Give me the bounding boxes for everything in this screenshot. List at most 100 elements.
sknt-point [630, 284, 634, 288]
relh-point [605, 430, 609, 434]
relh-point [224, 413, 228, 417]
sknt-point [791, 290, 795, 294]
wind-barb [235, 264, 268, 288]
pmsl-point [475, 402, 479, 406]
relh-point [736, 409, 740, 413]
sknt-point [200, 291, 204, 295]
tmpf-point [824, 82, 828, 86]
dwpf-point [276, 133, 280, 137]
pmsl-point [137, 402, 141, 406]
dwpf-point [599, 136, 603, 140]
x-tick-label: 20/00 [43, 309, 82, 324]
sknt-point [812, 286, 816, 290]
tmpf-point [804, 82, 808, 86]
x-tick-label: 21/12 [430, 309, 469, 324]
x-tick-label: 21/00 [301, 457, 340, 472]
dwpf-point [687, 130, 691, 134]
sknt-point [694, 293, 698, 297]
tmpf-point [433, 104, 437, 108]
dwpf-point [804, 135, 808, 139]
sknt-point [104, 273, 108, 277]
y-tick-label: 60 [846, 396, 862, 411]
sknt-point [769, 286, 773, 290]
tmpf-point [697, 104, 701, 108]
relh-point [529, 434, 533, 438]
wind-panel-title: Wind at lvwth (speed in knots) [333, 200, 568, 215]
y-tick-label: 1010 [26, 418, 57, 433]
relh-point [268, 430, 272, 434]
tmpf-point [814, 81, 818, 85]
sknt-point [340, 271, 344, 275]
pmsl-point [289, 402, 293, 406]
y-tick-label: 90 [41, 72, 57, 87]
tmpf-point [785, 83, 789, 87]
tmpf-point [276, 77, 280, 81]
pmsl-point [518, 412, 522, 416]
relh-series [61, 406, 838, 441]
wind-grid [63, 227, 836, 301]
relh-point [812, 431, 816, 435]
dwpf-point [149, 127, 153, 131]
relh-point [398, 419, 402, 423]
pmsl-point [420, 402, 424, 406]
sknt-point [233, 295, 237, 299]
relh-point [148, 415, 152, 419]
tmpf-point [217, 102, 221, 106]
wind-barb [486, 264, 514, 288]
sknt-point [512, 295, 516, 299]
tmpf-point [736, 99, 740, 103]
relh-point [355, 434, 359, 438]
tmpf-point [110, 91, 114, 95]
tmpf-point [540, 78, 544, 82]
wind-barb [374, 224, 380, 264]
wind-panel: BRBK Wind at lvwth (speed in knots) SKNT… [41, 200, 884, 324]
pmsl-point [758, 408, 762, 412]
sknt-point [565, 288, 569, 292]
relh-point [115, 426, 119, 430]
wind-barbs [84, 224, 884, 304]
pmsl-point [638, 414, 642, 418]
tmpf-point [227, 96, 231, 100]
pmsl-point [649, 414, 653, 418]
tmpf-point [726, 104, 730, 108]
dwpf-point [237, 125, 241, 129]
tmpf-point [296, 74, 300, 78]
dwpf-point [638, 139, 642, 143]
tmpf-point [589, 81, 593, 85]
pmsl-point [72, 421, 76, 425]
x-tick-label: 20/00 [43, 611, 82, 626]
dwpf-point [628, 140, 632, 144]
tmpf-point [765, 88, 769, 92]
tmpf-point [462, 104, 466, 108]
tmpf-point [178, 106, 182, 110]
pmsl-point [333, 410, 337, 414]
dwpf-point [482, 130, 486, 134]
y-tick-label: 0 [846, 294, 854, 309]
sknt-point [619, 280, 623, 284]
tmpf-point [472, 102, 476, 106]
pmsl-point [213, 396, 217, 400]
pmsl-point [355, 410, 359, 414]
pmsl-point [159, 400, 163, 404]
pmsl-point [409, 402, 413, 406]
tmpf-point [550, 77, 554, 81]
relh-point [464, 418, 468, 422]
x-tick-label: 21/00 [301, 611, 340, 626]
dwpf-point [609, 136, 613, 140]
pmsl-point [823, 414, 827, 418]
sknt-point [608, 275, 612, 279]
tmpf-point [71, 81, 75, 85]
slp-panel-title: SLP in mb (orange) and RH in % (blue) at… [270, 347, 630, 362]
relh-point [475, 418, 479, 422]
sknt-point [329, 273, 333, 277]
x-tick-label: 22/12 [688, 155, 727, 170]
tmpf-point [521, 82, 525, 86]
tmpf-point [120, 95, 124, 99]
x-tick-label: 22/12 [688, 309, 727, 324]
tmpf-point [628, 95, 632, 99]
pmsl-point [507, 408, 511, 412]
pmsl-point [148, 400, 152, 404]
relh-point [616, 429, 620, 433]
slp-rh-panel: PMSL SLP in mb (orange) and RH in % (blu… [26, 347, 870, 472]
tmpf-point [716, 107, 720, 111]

**Your instructions:**
Switch every "relh-point" to "rh-point" in the listing, starting with its first line and going on through the line with "x-tick-label: 20/00 [43, 309, 82, 324]". Give back only those lines, with everything else unchanged.

**Exercise answer:**
Give me the bounding boxes for everything in this screenshot. List at most 100 elements.
sknt-point [630, 284, 634, 288]
rh-point [605, 430, 609, 434]
rh-point [224, 413, 228, 417]
sknt-point [791, 290, 795, 294]
wind-barb [235, 264, 268, 288]
pmsl-point [475, 402, 479, 406]
rh-point [736, 409, 740, 413]
sknt-point [200, 291, 204, 295]
tmpf-point [824, 82, 828, 86]
dwpf-point [276, 133, 280, 137]
pmsl-point [137, 402, 141, 406]
dwpf-point [599, 136, 603, 140]
x-tick-label: 20/00 [43, 309, 82, 324]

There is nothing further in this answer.